YOUR INSTRUCTIONS
Each line containing the word "SHIRT" must be reported.

RECORDS SUPPLIED
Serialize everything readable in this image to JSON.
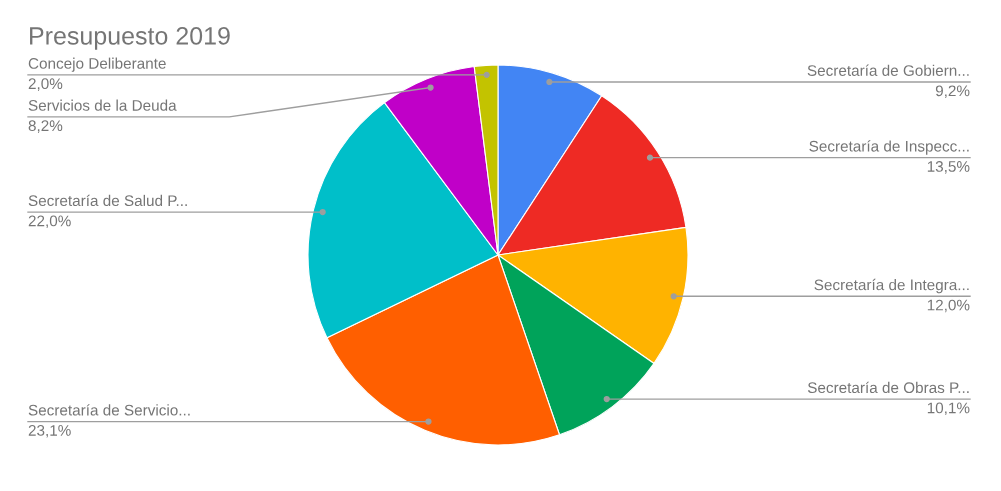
{
  "chart_data": {
    "type": "pie",
    "title": "Presupuesto 2019",
    "categories": [
      "Secretaría de Gobiern...",
      "Secretaría de Inspecc...",
      "Secretaría de Integra...",
      "Secretaría de Obras P...",
      "Secretaría de Servicio...",
      "Secretaría de Salud P...",
      "Servicios de la Deuda",
      "Concejo Deliberante"
    ],
    "values": [
      9.2,
      13.5,
      12.0,
      10.1,
      23.1,
      22.0,
      8.2,
      2.0
    ],
    "value_labels": [
      "9,2%",
      "13,5%",
      "12,0%",
      "10,1%",
      "23,1%",
      "22,0%",
      "8,2%",
      "2,0%"
    ],
    "colors": [
      "#4285f4",
      "#ee2a24",
      "#ffb300",
      "#00a35a",
      "#ff5f00",
      "#00bfc9",
      "#c000c8",
      "#c3c300"
    ]
  }
}
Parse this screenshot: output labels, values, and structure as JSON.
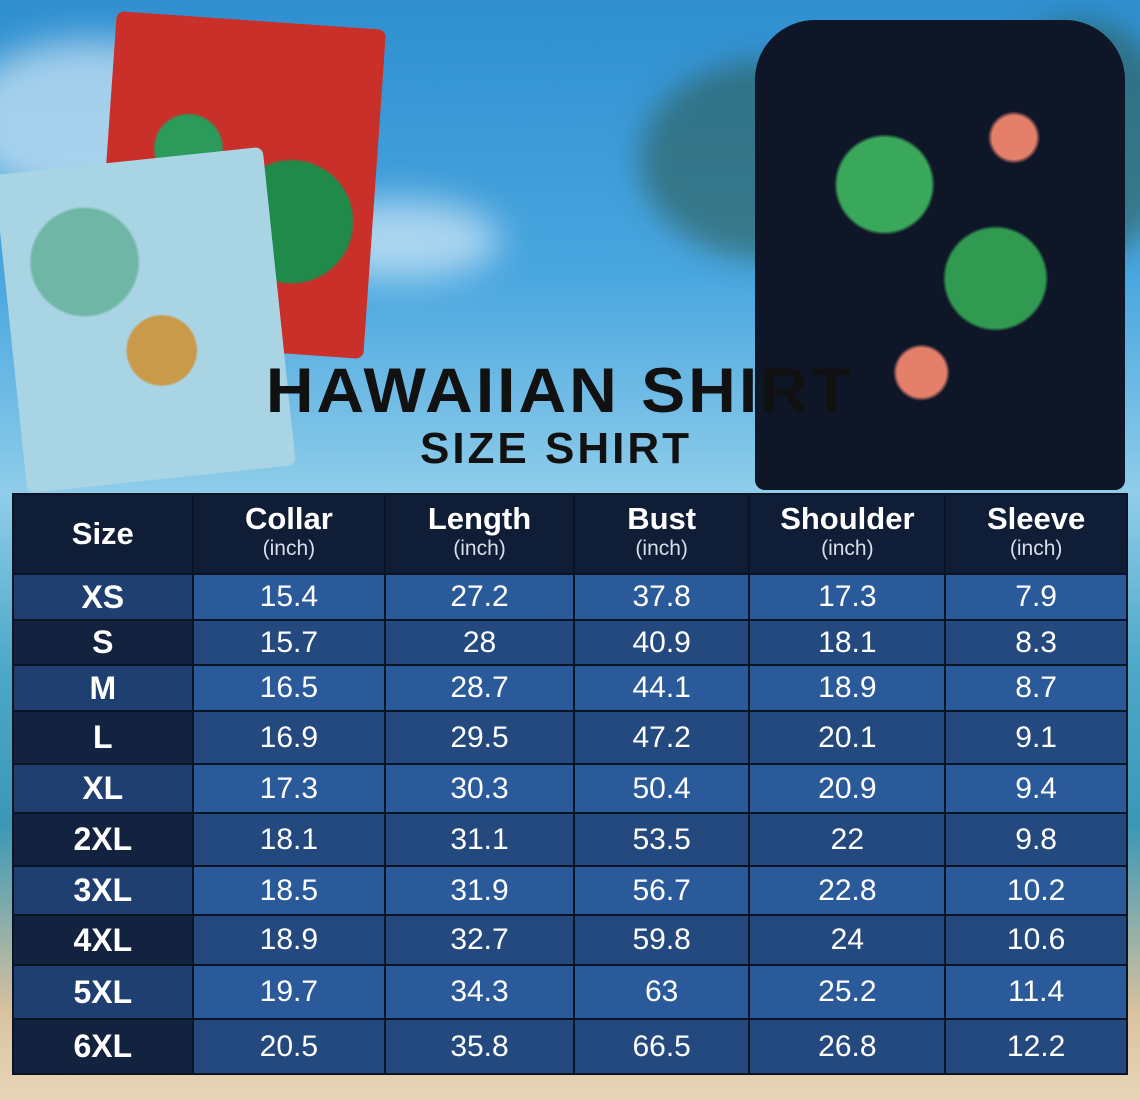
{
  "title": "HAWAIIAN SHIRT",
  "subtitle": "SIZE SHIRT",
  "table": {
    "headers": [
      {
        "label": "Size",
        "unit": ""
      },
      {
        "label": "Collar",
        "unit": "(inch)"
      },
      {
        "label": "Length",
        "unit": "(inch)"
      },
      {
        "label": "Bust",
        "unit": "(inch)"
      },
      {
        "label": "Shoulder",
        "unit": "(inch)"
      },
      {
        "label": "Sleeve",
        "unit": "(inch)"
      }
    ],
    "rows": [
      [
        "XS",
        "15.4",
        "27.2",
        "37.8",
        "17.3",
        "7.9"
      ],
      [
        "S",
        "15.7",
        "28",
        "40.9",
        "18.1",
        "8.3"
      ],
      [
        "M",
        "16.5",
        "28.7",
        "44.1",
        "18.9",
        "8.7"
      ],
      [
        "L",
        "16.9",
        "29.5",
        "47.2",
        "20.1",
        "9.1"
      ],
      [
        "XL",
        "17.3",
        "30.3",
        "50.4",
        "20.9",
        "9.4"
      ],
      [
        "2XL",
        "18.1",
        "31.1",
        "53.5",
        "22",
        "9.8"
      ],
      [
        "3XL",
        "18.5",
        "31.9",
        "56.7",
        "22.8",
        "10.2"
      ],
      [
        "4XL",
        "18.9",
        "32.7",
        "59.8",
        "24",
        "10.6"
      ],
      [
        "5XL",
        "19.7",
        "34.3",
        "63",
        "25.2",
        "11.4"
      ],
      [
        "6XL",
        "20.5",
        "35.8",
        "66.5",
        "26.8",
        "12.2"
      ]
    ]
  },
  "colors": {
    "header_bg": "#101d36",
    "row_light": "#2b5a9b",
    "row_dark": "#24497f",
    "title": "#111111"
  }
}
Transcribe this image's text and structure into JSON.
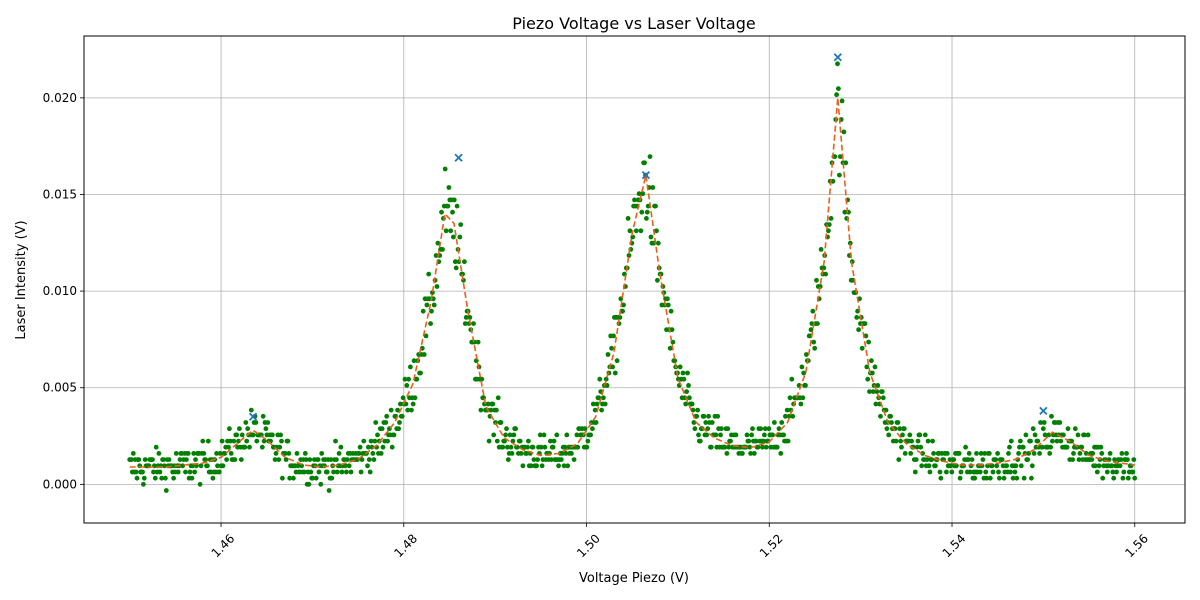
{
  "chart_data": {
    "type": "scatter",
    "title": "Piezo Voltage vs Laser Voltage",
    "xlabel": "Voltage Piezo (V)",
    "ylabel": "Laser Intensity (V)",
    "xlim": [
      1.445,
      1.5655
    ],
    "ylim": [
      -0.002,
      0.0232
    ],
    "xticks": [
      "1.46",
      "1.48",
      "1.50",
      "1.52",
      "1.54",
      "1.56"
    ],
    "yticks": [
      "0.000",
      "0.005",
      "0.010",
      "0.015",
      "0.020"
    ],
    "x_tick_rotation_deg": 45,
    "grid": true,
    "legend": "none",
    "colors": {
      "data_points": "#008000",
      "fit_line": "#e8601c",
      "peak_markers": "#1f77b4",
      "grid": "#b0b0b0"
    },
    "series": [
      {
        "kind": "scatter-points",
        "marker": "circle",
        "x_range": [
          1.45,
          1.56
        ],
        "points_count": 1100,
        "note_values": "noisy samples around the fitted curve"
      },
      {
        "kind": "dashed-fit",
        "x": [
          1.45,
          1.452,
          1.454,
          1.456,
          1.458,
          1.46,
          1.462,
          1.4635,
          1.465,
          1.467,
          1.469,
          1.471,
          1.473,
          1.475,
          1.477,
          1.479,
          1.481,
          1.483,
          1.4845,
          1.4855,
          1.487,
          1.489,
          1.491,
          1.493,
          1.495,
          1.497,
          1.499,
          1.501,
          1.503,
          1.505,
          1.5065,
          1.508,
          1.51,
          1.512,
          1.514,
          1.516,
          1.518,
          1.52,
          1.522,
          1.524,
          1.526,
          1.5275,
          1.529,
          1.531,
          1.533,
          1.535,
          1.537,
          1.539,
          1.541,
          1.543,
          1.545,
          1.547,
          1.549,
          1.551,
          1.553,
          1.555,
          1.557,
          1.56
        ],
        "y": [
          0.0009,
          0.0009,
          0.0009,
          0.001,
          0.0011,
          0.0014,
          0.0022,
          0.0028,
          0.0023,
          0.0014,
          0.001,
          0.0009,
          0.001,
          0.0013,
          0.002,
          0.0032,
          0.0052,
          0.0095,
          0.014,
          0.0135,
          0.009,
          0.004,
          0.0024,
          0.0018,
          0.0015,
          0.0016,
          0.0021,
          0.0035,
          0.0068,
          0.013,
          0.016,
          0.011,
          0.0055,
          0.0032,
          0.0024,
          0.002,
          0.0019,
          0.0022,
          0.0032,
          0.0058,
          0.0115,
          0.02,
          0.0115,
          0.0058,
          0.0032,
          0.0021,
          0.0015,
          0.0012,
          0.001,
          0.001,
          0.0011,
          0.0013,
          0.0018,
          0.0027,
          0.0022,
          0.0015,
          0.0012,
          0.001
        ]
      },
      {
        "kind": "peak-markers",
        "marker": "x",
        "x": [
          1.4635,
          1.486,
          1.5065,
          1.5275,
          1.55
        ],
        "y": [
          0.0035,
          0.0169,
          0.016,
          0.0221,
          0.0038
        ]
      }
    ]
  }
}
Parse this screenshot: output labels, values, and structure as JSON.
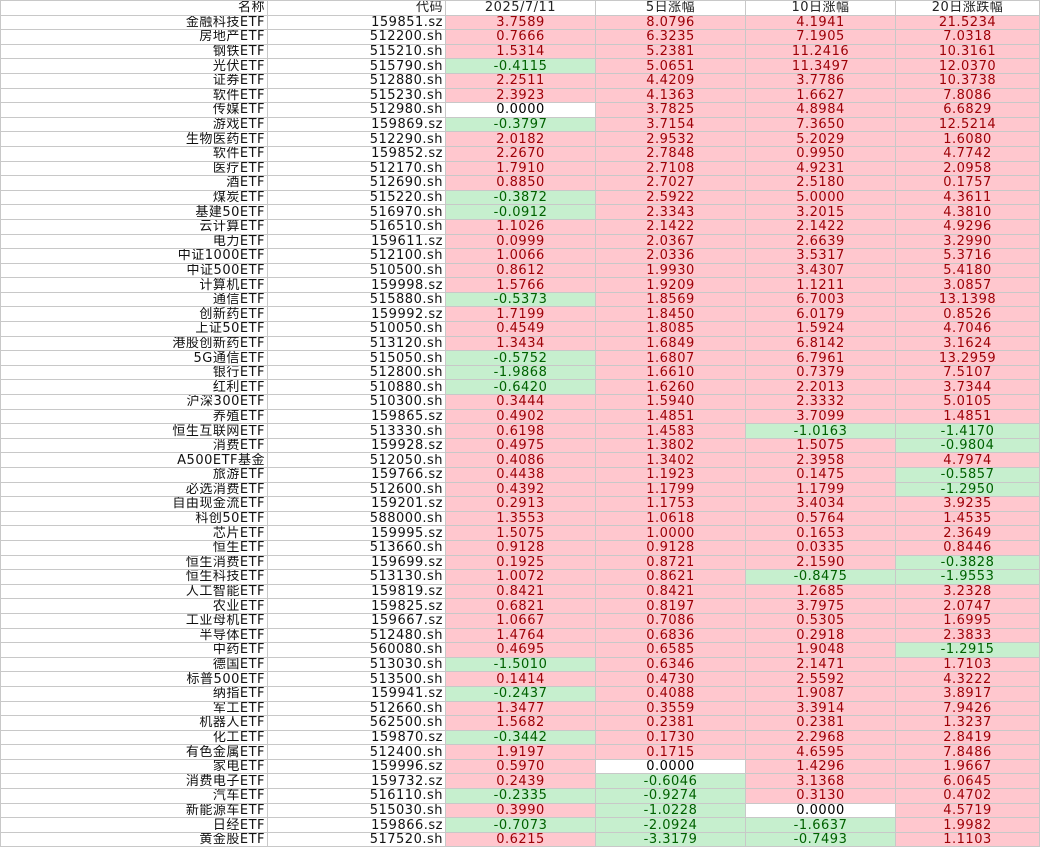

TASK RESPONSE
  "title": "HAWAIIAN SHIRT",
  "subtitle": "SIZE SHIRT",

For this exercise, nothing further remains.